(Stored rows)
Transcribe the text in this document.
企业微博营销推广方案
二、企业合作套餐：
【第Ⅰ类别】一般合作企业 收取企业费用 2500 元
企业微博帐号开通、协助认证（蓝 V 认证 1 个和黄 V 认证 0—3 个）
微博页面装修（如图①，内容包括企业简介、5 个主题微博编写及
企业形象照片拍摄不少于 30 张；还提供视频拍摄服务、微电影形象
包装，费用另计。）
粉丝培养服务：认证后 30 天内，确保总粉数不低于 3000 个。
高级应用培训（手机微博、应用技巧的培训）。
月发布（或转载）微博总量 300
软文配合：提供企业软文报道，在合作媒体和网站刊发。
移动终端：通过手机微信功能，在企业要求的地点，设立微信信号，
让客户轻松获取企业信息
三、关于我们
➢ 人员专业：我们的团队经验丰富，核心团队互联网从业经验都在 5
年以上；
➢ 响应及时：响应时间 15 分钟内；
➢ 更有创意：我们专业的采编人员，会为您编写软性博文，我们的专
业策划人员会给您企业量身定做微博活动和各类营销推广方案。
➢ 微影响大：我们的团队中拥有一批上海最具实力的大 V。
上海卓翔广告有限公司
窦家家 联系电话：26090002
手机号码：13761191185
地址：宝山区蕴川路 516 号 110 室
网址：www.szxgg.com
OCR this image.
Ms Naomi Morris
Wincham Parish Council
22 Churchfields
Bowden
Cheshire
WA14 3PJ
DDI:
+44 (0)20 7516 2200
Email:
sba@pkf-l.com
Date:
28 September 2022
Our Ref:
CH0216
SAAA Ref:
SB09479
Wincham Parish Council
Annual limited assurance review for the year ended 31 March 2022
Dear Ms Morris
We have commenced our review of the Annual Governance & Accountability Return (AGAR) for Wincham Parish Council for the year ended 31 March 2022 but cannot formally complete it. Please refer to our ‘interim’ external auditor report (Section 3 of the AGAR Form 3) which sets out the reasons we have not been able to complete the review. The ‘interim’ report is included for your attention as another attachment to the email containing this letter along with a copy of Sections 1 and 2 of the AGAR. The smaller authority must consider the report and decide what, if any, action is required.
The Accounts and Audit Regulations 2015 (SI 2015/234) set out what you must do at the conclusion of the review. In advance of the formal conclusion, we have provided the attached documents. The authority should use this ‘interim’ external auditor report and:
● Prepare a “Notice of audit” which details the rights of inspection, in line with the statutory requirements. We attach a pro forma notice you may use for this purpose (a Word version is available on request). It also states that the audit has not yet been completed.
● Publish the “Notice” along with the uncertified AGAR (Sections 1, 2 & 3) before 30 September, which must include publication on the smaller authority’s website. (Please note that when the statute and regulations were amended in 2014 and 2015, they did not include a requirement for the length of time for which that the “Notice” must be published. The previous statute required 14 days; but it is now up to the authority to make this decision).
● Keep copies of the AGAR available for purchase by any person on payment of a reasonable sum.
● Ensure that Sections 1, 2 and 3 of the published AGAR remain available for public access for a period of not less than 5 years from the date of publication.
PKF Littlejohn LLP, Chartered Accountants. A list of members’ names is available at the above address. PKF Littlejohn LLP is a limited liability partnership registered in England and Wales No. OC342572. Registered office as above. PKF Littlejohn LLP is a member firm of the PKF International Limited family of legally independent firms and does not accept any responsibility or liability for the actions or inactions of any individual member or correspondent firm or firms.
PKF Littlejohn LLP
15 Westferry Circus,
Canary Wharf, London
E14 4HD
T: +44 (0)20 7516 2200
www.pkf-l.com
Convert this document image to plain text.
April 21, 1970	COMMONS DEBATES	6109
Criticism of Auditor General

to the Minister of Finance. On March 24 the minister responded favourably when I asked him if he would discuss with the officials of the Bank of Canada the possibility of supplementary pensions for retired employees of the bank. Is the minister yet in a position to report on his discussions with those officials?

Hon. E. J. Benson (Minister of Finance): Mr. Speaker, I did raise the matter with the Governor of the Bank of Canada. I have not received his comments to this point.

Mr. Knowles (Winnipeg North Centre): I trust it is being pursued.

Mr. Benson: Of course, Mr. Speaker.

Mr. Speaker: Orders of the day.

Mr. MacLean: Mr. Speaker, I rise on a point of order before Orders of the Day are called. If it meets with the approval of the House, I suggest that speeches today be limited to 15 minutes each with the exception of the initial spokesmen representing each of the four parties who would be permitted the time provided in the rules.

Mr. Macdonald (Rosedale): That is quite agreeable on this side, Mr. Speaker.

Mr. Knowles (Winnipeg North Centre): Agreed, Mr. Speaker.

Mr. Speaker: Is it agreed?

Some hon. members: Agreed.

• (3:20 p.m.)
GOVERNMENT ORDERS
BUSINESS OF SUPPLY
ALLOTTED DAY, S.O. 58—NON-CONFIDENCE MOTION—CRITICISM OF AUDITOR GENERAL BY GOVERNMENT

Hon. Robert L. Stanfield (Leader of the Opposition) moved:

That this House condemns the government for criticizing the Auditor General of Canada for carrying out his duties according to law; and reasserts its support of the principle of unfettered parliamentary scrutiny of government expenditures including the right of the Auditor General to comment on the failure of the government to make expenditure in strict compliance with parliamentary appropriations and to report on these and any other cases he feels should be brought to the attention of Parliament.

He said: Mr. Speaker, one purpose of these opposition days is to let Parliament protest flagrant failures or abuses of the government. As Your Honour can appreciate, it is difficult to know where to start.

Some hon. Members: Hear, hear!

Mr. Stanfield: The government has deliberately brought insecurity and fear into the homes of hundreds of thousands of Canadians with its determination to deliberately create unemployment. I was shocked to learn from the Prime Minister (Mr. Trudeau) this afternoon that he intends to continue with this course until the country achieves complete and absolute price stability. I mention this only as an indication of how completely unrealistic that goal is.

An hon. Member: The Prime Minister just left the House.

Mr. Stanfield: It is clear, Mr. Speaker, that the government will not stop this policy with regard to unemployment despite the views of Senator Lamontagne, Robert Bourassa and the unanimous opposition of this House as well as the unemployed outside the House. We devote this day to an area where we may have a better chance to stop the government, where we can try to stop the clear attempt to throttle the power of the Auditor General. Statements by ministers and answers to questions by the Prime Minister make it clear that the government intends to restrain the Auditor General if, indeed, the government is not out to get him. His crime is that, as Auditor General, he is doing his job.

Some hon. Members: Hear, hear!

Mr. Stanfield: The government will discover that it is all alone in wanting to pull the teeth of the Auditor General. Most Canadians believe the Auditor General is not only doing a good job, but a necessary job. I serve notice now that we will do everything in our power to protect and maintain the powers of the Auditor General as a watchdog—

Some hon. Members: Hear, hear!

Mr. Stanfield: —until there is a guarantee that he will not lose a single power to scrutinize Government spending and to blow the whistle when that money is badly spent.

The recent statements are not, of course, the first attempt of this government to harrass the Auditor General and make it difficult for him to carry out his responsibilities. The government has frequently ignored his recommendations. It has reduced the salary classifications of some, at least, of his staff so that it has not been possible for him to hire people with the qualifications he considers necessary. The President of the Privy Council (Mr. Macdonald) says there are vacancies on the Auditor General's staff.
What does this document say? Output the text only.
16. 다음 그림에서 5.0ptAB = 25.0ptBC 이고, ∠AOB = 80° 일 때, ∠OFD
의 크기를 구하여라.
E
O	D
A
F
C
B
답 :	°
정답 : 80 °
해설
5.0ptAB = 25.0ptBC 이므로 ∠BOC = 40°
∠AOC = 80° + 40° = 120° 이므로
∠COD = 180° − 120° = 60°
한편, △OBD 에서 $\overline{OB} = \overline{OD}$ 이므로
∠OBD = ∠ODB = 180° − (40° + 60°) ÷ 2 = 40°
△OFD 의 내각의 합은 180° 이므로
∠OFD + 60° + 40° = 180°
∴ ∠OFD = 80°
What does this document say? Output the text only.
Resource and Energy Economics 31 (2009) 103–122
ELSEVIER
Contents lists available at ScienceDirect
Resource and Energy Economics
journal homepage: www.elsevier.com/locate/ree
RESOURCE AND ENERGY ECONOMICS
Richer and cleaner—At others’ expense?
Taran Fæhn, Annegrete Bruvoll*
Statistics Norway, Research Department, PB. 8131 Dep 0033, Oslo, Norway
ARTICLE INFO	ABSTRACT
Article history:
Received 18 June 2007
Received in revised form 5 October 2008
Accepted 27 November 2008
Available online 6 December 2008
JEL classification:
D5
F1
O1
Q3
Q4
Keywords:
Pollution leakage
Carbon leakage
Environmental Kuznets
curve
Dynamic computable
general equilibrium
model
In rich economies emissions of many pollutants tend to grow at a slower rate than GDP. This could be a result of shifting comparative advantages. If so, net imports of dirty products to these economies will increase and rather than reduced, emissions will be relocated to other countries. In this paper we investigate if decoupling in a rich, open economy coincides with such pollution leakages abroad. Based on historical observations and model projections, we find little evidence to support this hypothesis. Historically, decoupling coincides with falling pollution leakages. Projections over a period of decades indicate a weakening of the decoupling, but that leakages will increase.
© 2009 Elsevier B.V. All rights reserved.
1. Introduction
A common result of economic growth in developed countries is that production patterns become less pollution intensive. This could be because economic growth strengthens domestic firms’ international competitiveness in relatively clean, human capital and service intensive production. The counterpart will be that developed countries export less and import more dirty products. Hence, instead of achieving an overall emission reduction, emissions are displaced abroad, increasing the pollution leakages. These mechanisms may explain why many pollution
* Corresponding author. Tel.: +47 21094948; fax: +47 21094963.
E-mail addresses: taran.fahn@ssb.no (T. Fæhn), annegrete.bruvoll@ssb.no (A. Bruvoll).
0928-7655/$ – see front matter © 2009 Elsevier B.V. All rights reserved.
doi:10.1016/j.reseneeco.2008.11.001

(Problem statement) Copy out each line in the listing that has the word "matter".

(Correct result)
Hon. E. J. Benson (Minister of Finance): Mr. Speaker, I did raise the matter with the Governor of the Bank of Canada. I have not received his comments to this point.
0928-7655/$ – see front matter © 2009 Elsevier B.V. All rights reserved.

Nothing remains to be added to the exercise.